● **Aim of the task**
Filter the rows below and copy every line that contains the string "cursor".

(Element and region listings)

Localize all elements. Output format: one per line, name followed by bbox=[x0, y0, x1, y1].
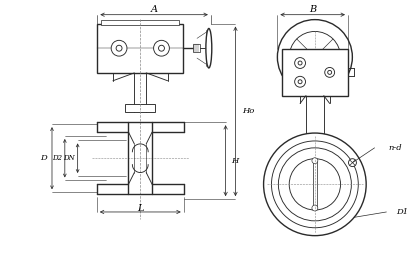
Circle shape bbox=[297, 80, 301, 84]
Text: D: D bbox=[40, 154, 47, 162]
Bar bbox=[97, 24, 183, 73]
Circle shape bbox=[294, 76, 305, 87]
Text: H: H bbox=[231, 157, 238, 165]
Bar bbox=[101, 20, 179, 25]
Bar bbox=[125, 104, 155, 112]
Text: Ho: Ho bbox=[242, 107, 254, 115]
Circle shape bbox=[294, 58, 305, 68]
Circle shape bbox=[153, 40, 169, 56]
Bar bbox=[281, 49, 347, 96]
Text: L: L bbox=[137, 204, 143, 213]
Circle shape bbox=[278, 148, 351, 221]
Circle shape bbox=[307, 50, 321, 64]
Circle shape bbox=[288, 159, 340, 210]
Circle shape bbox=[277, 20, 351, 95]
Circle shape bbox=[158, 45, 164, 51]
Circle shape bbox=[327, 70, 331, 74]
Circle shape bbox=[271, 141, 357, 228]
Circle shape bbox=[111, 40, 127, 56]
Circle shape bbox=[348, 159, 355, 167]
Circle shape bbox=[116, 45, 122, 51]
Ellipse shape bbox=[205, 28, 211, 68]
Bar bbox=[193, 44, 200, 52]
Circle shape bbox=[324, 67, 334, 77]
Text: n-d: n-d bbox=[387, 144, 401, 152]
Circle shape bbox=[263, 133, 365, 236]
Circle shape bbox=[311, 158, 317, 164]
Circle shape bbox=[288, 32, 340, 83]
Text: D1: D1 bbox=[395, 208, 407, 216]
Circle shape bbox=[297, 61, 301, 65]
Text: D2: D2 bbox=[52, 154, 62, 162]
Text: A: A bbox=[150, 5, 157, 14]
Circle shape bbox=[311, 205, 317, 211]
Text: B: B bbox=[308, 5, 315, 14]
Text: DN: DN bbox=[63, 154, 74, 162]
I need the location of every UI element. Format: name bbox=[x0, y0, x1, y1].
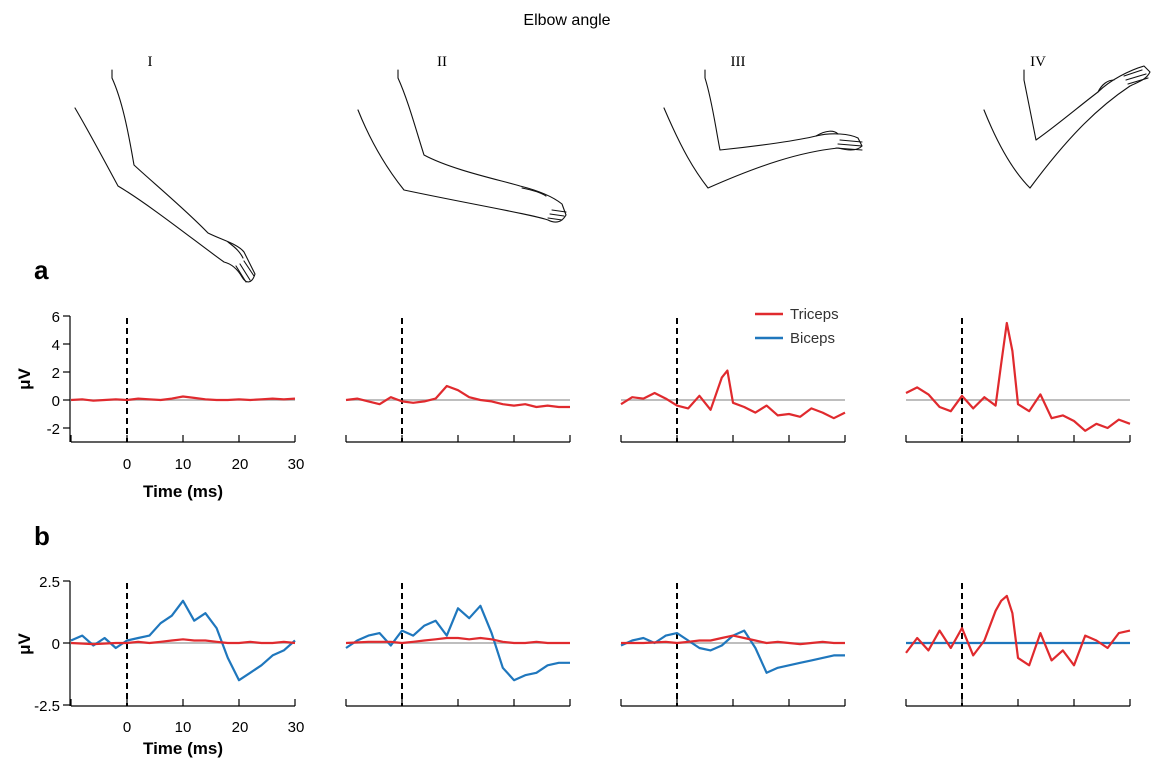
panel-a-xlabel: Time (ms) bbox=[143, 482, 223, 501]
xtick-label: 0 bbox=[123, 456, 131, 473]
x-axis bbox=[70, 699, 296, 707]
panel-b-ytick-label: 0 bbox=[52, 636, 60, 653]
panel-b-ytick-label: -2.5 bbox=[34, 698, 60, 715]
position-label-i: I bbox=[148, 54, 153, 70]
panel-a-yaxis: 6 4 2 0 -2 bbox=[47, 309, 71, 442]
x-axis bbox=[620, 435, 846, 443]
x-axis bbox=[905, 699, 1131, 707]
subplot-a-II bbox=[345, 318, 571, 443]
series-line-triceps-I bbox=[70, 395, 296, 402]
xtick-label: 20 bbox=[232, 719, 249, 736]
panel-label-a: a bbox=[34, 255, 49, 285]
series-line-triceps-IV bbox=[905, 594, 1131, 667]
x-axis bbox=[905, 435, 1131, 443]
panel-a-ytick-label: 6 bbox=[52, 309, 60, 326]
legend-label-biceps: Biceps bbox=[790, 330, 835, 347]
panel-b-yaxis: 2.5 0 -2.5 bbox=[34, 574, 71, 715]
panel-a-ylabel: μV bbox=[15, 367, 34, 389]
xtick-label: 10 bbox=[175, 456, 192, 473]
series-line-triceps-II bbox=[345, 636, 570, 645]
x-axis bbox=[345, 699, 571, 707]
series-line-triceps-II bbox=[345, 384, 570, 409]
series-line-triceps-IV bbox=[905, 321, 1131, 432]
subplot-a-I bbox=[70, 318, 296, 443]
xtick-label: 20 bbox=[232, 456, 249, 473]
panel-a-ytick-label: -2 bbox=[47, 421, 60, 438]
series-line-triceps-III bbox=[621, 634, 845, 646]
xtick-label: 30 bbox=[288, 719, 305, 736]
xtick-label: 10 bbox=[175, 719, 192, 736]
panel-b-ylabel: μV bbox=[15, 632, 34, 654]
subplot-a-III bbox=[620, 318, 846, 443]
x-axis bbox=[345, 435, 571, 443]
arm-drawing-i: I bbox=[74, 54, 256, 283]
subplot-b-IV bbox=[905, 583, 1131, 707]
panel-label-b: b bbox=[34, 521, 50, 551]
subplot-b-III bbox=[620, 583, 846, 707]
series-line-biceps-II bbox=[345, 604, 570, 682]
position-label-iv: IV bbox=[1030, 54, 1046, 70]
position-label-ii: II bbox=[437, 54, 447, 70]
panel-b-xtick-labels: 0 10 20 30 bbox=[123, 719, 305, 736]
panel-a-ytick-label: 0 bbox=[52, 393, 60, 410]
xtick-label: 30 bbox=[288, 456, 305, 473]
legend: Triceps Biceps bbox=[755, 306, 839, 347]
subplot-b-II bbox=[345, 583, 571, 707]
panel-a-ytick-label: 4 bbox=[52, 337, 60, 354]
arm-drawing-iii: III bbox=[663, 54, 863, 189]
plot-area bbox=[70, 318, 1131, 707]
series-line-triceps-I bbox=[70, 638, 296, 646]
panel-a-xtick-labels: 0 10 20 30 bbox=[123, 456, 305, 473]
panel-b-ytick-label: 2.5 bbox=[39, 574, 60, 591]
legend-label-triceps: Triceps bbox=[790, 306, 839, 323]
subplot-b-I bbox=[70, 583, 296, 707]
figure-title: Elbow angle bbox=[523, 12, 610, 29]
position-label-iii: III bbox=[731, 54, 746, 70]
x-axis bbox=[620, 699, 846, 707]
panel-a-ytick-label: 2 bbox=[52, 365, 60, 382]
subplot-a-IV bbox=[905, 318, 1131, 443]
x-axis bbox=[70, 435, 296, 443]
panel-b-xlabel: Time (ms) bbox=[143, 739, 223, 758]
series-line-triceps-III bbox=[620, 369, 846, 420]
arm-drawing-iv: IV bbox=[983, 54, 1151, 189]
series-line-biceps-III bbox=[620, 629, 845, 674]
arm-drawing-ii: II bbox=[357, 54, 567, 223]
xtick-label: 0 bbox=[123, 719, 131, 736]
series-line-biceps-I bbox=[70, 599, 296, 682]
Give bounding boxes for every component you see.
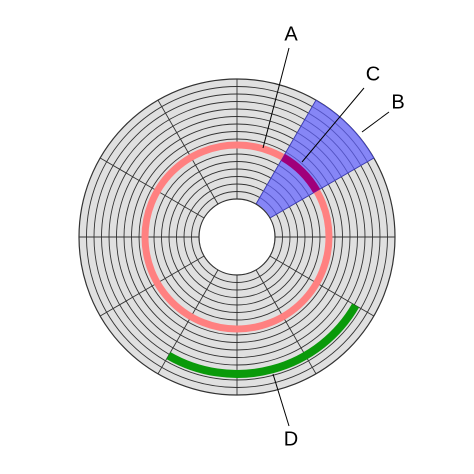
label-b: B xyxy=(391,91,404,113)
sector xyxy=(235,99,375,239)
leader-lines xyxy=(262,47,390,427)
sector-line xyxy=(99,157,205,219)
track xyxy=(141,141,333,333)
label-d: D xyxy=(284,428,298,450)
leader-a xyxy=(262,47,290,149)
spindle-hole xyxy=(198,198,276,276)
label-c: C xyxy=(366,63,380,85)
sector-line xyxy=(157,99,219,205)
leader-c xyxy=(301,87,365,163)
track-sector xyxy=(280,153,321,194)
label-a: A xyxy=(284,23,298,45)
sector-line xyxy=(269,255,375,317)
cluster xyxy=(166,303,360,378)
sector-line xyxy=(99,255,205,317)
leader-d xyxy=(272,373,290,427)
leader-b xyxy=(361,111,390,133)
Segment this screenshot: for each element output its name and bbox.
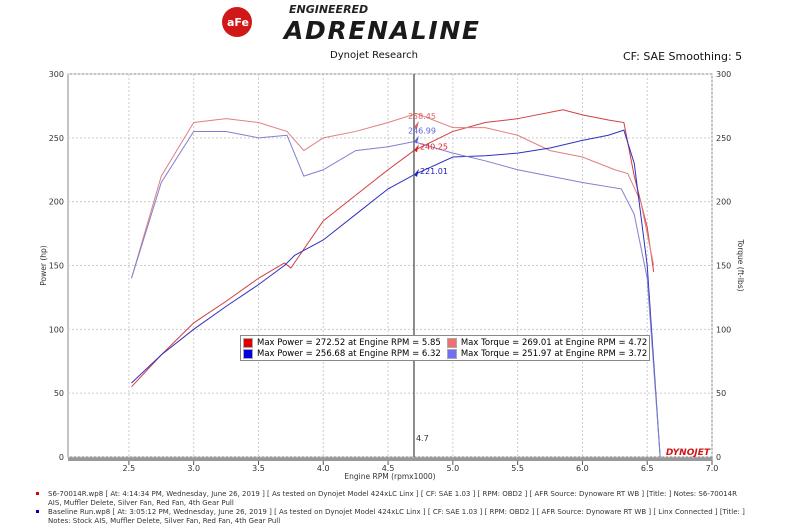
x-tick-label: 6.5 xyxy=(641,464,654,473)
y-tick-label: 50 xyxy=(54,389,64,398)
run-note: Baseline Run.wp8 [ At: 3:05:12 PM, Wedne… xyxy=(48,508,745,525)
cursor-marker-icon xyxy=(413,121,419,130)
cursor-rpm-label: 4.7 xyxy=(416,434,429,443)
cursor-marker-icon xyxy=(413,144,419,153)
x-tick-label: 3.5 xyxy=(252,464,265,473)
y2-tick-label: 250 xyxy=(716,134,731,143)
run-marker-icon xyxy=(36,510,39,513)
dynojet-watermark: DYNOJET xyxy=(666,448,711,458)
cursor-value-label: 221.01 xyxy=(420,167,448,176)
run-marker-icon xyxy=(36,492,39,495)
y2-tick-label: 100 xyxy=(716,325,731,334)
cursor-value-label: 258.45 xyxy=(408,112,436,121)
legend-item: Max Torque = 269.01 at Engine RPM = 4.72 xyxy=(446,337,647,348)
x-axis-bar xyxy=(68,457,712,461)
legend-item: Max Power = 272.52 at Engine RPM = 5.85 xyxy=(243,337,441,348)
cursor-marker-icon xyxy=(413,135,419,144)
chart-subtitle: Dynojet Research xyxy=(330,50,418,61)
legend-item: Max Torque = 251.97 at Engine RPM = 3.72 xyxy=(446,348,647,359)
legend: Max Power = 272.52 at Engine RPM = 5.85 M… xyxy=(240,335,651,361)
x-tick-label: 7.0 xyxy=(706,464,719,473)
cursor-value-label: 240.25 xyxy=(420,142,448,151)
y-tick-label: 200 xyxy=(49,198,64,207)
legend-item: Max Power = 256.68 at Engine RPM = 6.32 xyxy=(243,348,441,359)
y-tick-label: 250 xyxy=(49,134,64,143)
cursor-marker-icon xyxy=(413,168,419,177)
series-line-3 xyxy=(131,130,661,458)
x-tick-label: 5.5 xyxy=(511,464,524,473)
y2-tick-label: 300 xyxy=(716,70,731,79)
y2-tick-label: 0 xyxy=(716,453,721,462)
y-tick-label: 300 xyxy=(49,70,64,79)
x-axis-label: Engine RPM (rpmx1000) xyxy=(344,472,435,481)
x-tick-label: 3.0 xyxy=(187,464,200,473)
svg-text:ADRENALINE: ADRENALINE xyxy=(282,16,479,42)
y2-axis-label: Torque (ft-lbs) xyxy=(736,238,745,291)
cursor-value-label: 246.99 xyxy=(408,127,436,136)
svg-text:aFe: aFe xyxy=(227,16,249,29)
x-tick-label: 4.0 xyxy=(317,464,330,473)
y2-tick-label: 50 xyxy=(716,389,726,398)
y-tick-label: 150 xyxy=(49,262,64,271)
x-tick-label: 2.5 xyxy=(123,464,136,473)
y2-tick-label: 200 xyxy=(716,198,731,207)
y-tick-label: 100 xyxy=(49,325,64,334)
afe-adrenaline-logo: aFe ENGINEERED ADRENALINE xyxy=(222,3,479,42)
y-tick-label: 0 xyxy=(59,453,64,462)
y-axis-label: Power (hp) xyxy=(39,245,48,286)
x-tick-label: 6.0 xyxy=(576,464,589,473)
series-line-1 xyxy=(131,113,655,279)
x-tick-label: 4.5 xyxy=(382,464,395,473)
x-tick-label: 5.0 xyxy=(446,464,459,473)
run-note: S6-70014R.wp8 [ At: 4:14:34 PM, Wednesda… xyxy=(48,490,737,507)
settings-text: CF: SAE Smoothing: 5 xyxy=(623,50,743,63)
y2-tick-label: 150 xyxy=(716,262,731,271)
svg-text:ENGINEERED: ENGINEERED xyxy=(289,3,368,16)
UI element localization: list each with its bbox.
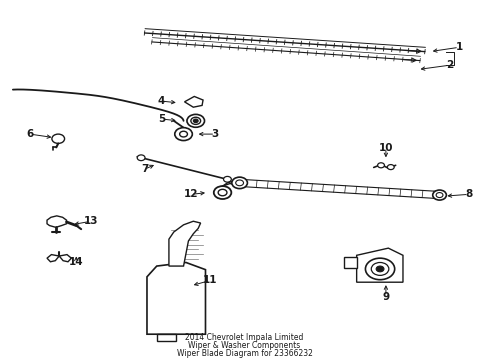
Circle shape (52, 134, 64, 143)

● **Complete output**
cursor-marker-icon xyxy=(413,121,419,130)
cursor-rpm-label: 4.7 xyxy=(416,434,429,443)
cursor-marker-icon xyxy=(413,144,419,153)
cursor-value-label: 221.01 xyxy=(420,167,448,176)
cursor-value-label: 258.45 xyxy=(408,112,436,121)
cursor-marker-icon xyxy=(413,135,419,144)
cursor-value-label: 240.25 xyxy=(420,142,448,151)
cursor-marker-icon xyxy=(413,168,419,177)
cursor-value-label: 246.99 xyxy=(408,127,436,136)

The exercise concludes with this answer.